WORK TO COMPLETE
Beneath this task is a listing; retype all of it exactly.

Collection entries:
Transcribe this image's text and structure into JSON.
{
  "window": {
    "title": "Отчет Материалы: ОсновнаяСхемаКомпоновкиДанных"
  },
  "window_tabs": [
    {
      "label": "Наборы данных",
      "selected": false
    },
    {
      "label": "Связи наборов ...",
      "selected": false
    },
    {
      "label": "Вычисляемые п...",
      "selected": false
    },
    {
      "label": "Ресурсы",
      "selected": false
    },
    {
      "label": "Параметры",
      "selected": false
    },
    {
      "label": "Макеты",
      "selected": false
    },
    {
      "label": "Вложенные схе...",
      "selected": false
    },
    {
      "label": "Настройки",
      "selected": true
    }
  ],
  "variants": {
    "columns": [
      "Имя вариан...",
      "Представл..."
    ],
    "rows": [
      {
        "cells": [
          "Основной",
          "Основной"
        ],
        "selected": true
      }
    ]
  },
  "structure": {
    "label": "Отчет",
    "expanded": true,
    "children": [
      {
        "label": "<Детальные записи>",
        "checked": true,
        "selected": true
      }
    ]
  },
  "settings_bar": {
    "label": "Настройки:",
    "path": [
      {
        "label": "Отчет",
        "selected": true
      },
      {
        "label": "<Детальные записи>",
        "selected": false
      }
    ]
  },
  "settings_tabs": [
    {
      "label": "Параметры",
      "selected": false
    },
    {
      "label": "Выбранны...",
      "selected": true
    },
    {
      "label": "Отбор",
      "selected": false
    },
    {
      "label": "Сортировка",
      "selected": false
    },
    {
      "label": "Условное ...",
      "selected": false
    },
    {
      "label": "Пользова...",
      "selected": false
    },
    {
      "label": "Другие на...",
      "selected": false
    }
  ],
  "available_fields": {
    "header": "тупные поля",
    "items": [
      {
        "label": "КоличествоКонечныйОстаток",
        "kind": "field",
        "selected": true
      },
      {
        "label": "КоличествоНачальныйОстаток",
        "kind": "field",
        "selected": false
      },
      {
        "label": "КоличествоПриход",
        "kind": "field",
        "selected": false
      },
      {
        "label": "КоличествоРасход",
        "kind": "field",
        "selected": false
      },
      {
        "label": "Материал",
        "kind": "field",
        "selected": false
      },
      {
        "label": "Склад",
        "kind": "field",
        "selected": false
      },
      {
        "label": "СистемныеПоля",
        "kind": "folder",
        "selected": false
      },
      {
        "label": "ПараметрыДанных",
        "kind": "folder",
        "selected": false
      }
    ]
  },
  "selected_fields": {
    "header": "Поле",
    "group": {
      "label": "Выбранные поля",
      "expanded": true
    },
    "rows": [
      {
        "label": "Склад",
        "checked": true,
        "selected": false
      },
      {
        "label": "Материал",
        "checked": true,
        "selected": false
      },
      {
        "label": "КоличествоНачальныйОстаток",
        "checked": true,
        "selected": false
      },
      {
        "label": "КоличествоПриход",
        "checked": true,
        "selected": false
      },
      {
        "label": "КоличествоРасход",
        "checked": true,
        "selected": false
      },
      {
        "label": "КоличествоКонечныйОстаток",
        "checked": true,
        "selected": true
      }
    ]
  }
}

ANSWER FOR THE TASK
Transcribe this image's text and structure into JSON.
{
  "window": {
    "title": "Отчет Материалы: ОсновнаяСхемаКомпоновкиДанных"
  },
  "window_tabs": [
    {
      "label": "Наборы данных",
      "selected": false
    },
    {
      "label": "Связи наборов ...",
      "selected": false
    },
    {
      "label": "Вычисляемые п...",
      "selected": false
    },
    {
      "label": "Ресурсы",
      "selected": false
    },
    {
      "label": "Параметры",
      "selected": false
    },
    {
      "label": "Макеты",
      "selected": false
    },
    {
      "label": "Вложенные схе...",
      "selected": false
    },
    {
      "label": "Настройки",
      "selected": true
    }
  ],
  "variants": {
    "columns": [
      "Имя вариан...",
      "Представл..."
    ],
    "rows": [
      {
        "cells": [
          "Основной",
          "Основной"
        ],
        "selected": true
      }
    ]
  },
  "structure": {
    "label": "Отчет",
    "expanded": true,
    "children": [
      {
        "label": "<Детальные записи>",
        "checked": true,
        "selected": true
      }
    ]
  },
  "settings_bar": {
    "label": "Настройки:",
    "path": [
      {
        "label": "Отчет",
        "selected": true
      },
      {
        "label": "<Детальные записи>",
        "selected": false
      }
    ]
  },
  "settings_tabs": [
    {
      "label": "Параметры",
      "selected": false
    },
    {
      "label": "Выбранны...",
      "selected": true
    },
    {
      "label": "Отбор",
      "selected": false
    },
    {
      "label": "Сортировка",
      "selected": false
    },
    {
      "label": "Условное ...",
      "selected": false
    },
    {
      "label": "Пользова...",
      "selected": false
    },
    {
      "label": "Другие на...",
      "selected": false
    }
  ],
  "available_fields": {
    "header": "тупные поля",
    "items": [
      {
        "label": "КоличествоКонечныйОстаток",
        "kind": "field",
        "selected": true
      },
      {
        "label": "КоличествоНачальныйОстаток",
        "kind": "field",
        "selected": false
      },
      {
        "label": "КоличествоПриход",
        "kind": "field",
        "selected": false
      },
      {
        "label": "КоличествоРасход",
        "kind": "field",
        "selected": false
      },
      {
        "label": "Материал",
        "kind": "field",
        "selected": false
      },
      {
        "label": "Склад",
        "kind": "field",
        "selected": false
      },
      {
        "label": "СистемныеПоля",
        "kind": "folder",
        "selected": false
      },
      {
        "label": "ПараметрыДанных",
        "kind": "folder",
        "selected": false
      }
    ]
  },
  "selected_fields": {
    "header": "Поле",
    "group": {
      "label": "Выбранные поля",
      "expanded": true
    },
    "rows": [
      {
        "label": "Склад",
        "checked": true,
        "selected": false
      },
      {
        "label": "Материал",
        "checked": true,
        "selected": false
      },
      {
        "label": "КоличествоНачальныйОстаток",
        "checked": true,
        "selected": false
      },
      {
        "label": "КоличествоПриход",
        "checked": true,
        "selected": false
      },
      {
        "label": "КоличествоРасход",
        "checked": true,
        "selected": false
      },
      {
        "label": "КоличествоКонечныйОстаток",
        "checked": true,
        "selected": true
      }
    ]
  }
}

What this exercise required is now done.